**The exercise**
Below are the records; copy each line in them that holds the word "name".

**The data**

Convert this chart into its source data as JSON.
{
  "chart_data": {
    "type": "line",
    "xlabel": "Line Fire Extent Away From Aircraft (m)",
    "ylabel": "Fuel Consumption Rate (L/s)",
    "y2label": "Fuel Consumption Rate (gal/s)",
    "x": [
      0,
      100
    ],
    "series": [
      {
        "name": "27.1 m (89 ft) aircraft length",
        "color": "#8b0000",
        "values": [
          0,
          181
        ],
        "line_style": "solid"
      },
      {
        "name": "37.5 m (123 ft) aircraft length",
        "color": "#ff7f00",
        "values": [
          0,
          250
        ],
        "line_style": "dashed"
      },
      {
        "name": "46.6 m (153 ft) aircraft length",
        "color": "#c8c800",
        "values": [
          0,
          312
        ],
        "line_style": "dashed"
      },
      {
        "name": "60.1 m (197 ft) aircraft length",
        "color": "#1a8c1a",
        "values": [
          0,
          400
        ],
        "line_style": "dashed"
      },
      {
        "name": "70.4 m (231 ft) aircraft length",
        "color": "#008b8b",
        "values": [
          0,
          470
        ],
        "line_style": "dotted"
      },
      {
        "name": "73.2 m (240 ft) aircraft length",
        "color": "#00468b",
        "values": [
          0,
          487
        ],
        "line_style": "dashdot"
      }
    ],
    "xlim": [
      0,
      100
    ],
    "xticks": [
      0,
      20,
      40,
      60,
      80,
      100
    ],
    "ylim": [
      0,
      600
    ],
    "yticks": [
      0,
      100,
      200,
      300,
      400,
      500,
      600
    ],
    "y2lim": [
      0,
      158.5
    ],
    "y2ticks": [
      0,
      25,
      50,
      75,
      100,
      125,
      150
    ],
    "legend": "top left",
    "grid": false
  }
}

**Output for this exercise**
        "name": "27.1 m (89 ft) aircraft length",
        "name": "37.5 m (123 ft) aircraft length",
        "name": "46.6 m (153 ft) aircraft length",
        "name": "60.1 m (197 ft) aircraft length",
        "name": "70.4 m (231 ft) aircraft length",
        "name": "73.2 m (240 ft) aircraft length",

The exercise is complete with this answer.